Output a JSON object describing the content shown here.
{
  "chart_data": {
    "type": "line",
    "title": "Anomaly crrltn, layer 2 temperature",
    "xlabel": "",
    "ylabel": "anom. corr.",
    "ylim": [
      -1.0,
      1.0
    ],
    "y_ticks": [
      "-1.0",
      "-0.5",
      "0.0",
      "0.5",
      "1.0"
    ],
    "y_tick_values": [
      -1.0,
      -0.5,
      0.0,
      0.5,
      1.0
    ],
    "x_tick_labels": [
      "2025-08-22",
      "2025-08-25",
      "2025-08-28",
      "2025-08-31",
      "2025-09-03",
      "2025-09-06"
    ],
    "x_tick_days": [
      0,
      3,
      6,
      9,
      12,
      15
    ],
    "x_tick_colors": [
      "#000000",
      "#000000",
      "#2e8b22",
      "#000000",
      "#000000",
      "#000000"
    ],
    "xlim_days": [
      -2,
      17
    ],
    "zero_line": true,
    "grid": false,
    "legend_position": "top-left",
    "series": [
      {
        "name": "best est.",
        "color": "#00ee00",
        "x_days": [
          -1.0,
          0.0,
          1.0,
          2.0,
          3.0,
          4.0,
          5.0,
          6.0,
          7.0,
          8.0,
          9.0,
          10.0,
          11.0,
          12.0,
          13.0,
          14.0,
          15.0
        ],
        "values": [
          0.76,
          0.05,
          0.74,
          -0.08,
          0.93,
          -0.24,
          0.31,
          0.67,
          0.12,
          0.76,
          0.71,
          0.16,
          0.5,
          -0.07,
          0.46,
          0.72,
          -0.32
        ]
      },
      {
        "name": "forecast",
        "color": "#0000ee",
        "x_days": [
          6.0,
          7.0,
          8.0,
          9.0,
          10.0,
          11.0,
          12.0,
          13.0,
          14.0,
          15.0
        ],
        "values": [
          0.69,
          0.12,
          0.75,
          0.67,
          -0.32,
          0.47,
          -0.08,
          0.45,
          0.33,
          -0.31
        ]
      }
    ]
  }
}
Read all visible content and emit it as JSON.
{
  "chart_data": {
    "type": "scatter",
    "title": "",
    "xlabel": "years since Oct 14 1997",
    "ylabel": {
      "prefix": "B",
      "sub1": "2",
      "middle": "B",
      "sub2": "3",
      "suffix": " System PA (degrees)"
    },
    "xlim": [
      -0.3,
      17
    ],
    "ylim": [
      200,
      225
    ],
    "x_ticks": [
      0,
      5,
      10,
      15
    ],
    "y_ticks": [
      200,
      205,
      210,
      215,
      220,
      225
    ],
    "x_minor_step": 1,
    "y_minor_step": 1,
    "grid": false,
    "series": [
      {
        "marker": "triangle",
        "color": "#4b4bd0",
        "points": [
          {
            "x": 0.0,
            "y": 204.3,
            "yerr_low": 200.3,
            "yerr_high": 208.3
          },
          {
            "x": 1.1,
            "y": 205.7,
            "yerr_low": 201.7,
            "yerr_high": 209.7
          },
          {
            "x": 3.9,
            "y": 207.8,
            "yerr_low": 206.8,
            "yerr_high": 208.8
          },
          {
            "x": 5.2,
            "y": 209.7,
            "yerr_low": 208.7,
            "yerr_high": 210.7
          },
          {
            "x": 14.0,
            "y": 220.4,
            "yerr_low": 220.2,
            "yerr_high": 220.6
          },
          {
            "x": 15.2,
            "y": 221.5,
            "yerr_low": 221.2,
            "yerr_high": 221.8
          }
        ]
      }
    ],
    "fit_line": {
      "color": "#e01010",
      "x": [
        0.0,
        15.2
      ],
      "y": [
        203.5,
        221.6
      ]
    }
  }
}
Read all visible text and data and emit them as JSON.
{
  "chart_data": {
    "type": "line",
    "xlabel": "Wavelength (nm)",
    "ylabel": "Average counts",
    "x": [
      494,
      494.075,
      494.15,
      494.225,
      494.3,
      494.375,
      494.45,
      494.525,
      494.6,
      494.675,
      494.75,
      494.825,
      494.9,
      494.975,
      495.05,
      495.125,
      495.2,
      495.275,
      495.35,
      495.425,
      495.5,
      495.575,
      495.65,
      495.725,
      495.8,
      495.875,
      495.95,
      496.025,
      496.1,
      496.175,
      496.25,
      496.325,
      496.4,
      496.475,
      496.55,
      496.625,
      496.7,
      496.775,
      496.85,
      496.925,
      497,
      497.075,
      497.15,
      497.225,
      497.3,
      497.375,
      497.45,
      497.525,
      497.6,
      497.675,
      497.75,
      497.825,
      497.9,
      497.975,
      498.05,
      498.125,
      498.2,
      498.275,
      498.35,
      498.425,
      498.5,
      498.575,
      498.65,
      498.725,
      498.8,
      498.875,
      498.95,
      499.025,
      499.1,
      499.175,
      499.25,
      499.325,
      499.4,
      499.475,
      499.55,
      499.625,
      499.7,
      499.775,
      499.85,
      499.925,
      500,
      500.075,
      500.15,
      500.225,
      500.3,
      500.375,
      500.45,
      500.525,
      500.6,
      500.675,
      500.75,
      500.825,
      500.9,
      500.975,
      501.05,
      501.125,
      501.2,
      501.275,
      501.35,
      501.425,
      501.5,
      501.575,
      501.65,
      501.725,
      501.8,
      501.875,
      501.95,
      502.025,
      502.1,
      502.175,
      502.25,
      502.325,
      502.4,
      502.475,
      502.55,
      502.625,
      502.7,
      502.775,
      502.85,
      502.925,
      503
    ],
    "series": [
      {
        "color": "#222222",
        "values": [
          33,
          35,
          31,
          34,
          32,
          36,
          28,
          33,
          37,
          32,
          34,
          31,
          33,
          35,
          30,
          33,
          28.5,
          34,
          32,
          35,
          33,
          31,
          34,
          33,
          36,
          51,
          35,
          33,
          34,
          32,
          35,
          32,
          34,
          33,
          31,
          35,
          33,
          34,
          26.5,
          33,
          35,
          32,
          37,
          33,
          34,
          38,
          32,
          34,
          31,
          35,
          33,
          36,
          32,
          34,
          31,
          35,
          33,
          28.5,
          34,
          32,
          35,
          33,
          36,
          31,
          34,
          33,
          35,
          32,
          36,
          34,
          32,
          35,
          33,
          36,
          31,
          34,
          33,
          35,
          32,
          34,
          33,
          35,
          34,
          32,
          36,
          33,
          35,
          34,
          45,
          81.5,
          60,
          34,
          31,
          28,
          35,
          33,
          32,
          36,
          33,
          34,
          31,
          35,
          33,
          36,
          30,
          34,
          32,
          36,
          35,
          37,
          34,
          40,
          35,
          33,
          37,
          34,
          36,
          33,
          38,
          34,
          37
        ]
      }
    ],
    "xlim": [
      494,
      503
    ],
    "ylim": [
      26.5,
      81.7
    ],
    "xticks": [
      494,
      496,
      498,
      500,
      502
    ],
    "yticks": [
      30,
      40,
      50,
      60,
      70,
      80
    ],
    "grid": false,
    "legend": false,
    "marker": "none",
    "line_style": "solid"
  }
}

■ ■ ■

### Given instruction:
Retype each record exactly, leaving nothing out.

### Task result:
Output a JSON object describing the content shown here.
{
  "chart_data": {
    "type": "line",
    "title": "Anomaly crrltn, layer 2 temperature",
    "xlabel": "",
    "ylabel": "anom. corr.",
    "ylim": [
      -1.0,
      1.0
    ],
    "y_ticks": [
      "-1.0",
      "-0.5",
      "0.0",
      "0.5",
      "1.0"
    ],
    "y_tick_values": [
      -1.0,
      -0.5,
      0.0,
      0.5,
      1.0
    ],
    "x_tick_labels": [
      "2025-08-22",
      "2025-08-25",
      "2025-08-28",
      "2025-08-31",
      "2025-09-03",
      "2025-09-06"
    ],
    "x_tick_days": [
      0,
      3,
      6,
      9,
      12,
      15
    ],
    "x_tick_colors": [
      "#000000",
      "#000000",
      "#2e8b22",
      "#000000",
      "#000000",
      "#000000"
    ],
    "xlim_days": [
      -2,
      17
    ],
    "zero_line": true,
    "grid": false,
    "legend_position": "top-left",
    "series": [
      {
        "name": "best est.",
        "color": "#00ee00",
        "x_days": [
          -1.0,
          0.0,
          1.0,
          2.0,
          3.0,
          4.0,
          5.0,
          6.0,
          7.0,
          8.0,
          9.0,
          10.0,
          11.0,
          12.0,
          13.0,
          14.0,
          15.0
        ],
        "values": [
          0.76,
          0.05,
          0.74,
          -0.08,
          0.93,
          -0.24,
          0.31,
          0.67,
          0.12,
          0.76,
          0.71,
          0.16,
          0.5,
          -0.07,
          0.46,
          0.72,
          -0.32
        ]
      },
      {
        "name": "forecast",
        "color": "#0000ee",
        "x_days": [
          6.0,
          7.0,
          8.0,
          9.0,
          10.0,
          11.0,
          12.0,
          13.0,
          14.0,
          15.0
        ],
        "values": [
          0.69,
          0.12,
          0.75,
          0.67,
          -0.32,
          0.47,
          -0.08,
          0.45,
          0.33,
          -0.31
        ]
      }
    ]
  }
}
Read all visible content and emit it as JSON.
{
  "chart_data": {
    "type": "scatter",
    "title": "",
    "xlabel": "years since Oct 14 1997",
    "ylabel": {
      "prefix": "B",
      "sub1": "2",
      "middle": "B",
      "sub2": "3",
      "suffix": " System PA (degrees)"
    },
    "xlim": [
      -0.3,
      17
    ],
    "ylim": [
      200,
      225
    ],
    "x_ticks": [
      0,
      5,
      10,
      15
    ],
    "y_ticks": [
      200,
      205,
      210,
      215,
      220,
      225
    ],
    "x_minor_step": 1,
    "y_minor_step": 1,
    "grid": false,
    "series": [
      {
        "marker": "triangle",
        "color": "#4b4bd0",
        "points": [
          {
            "x": 0.0,
            "y": 204.3,
            "yerr_low": 200.3,
            "yerr_high": 208.3
          },
          {
            "x": 1.1,
            "y": 205.7,
            "yerr_low": 201.7,
            "yerr_high": 209.7
          },
          {
            "x": 3.9,
            "y": 207.8,
            "yerr_low": 206.8,
            "yerr_high": 208.8
          },
          {
            "x": 5.2,
            "y": 209.7,
            "yerr_low": 208.7,
            "yerr_high": 210.7
          },
          {
            "x": 14.0,
            "y": 220.4,
            "yerr_low": 220.2,
            "yerr_high": 220.6
          },
          {
            "x": 15.2,
            "y": 221.5,
            "yerr_low": 221.2,
            "yerr_high": 221.8
          }
        ]
      }
    ],
    "fit_line": {
      "color": "#e01010",
      "x": [
        0.0,
        15.2
      ],
      "y": [
        203.5,
        221.6
      ]
    }
  }
}
Read all visible text and data and emit them as JSON.
{
  "chart_data": {
    "type": "line",
    "xlabel": "Wavelength (nm)",
    "ylabel": "Average counts",
    "x": [
      494,
      494.075,
      494.15,
      494.225,
      494.3,
      494.375,
      494.45,
      494.525,
      494.6,
      494.675,
      494.75,
      494.825,
      494.9,
      494.975,
      495.05,
      495.125,
      495.2,
      495.275,
      495.35,
      495.425,
      495.5,
      495.575,
      495.65,
      495.725,
      495.8,
      495.875,
      495.95,
      496.025,
      496.1,
      496.175,
      496.25,
      496.325,
      496.4,
      496.475,
      496.55,
      496.625,
      496.7,
      496.775,
      496.85,
      496.925,
      497,
      497.075,
      497.15,
      497.225,
      497.3,
      497.375,
      497.45,
      497.525,
      497.6,
      497.675,
      497.75,
      497.825,
      497.9,
      497.975,
      498.05,
      498.125,
      498.2,
      498.275,
      498.35,
      498.425,
      498.5,
      498.575,
      498.65,
      498.725,
      498.8,
      498.875,
      498.95,
      499.025,
      499.1,
      499.175,
      499.25,
      499.325,
      499.4,
      499.475,
      499.55,
      499.625,
      499.7,
      499.775,
      499.85,
      499.925,
      500,
      500.075,
      500.15,
      500.225,
      500.3,
      500.375,
      500.45,
      500.525,
      500.6,
      500.675,
      500.75,
      500.825,
      500.9,
      500.975,
      501.05,
      501.125,
      501.2,
      501.275,
      501.35,
      501.425,
      501.5,
      501.575,
      501.65,
      501.725,
      501.8,
      501.875,
      501.95,
      502.025,
      502.1,
      502.175,
      502.25,
      502.325,
      502.4,
      502.475,
      502.55,
      502.625,
      502.7,
      502.775,
      502.85,
      502.925,
      503
    ],
    "series": [
      {
        "color": "#222222",
        "values": [
          33,
          35,
          31,
          34,
          32,
          36,
          28,
          33,
          37,
          32,
          34,
          31,
          33,
          35,
          30,
          33,
          28.5,
          34,
          32,
          35,
          33,
          31,
          34,
          33,
          36,
          51,
          35,
          33,
          34,
          32,
          35,
          32,
          34,
          33,
          31,
          35,
          33,
          34,
          26.5,
          33,
          35,
          32,
          37,
          33,
          34,
          38,
          32,
          34,
          31,
          35,
          33,
          36,
          32,
          34,
          31,
          35,
          33,
          28.5,
          34,
          32,
          35,
          33,
          36,
          31,
          34,
          33,
          35,
          32,
          36,
          34,
          32,
          35,
          33,
          36,
          31,
          34,
          33,
          35,
          32,
          34,
          33,
          35,
          34,
          32,
          36,
          33,
          35,
          34,
          45,
          81.5,
          60,
          34,
          31,
          28,
          35,
          33,
          32,
          36,
          33,
          34,
          31,
          35,
          33,
          36,
          30,
          34,
          32,
          36,
          35,
          37,
          34,
          40,
          35,
          33,
          37,
          34,
          36,
          33,
          38,
          34,
          37
        ]
      }
    ],
    "xlim": [
      494,
      503
    ],
    "ylim": [
      26.5,
      81.7
    ],
    "xticks": [
      494,
      496,
      498,
      500,
      502
    ],
    "yticks": [
      30,
      40,
      50,
      60,
      70,
      80
    ],
    "grid": false,
    "legend": false,
    "marker": "none",
    "line_style": "solid"
  }
}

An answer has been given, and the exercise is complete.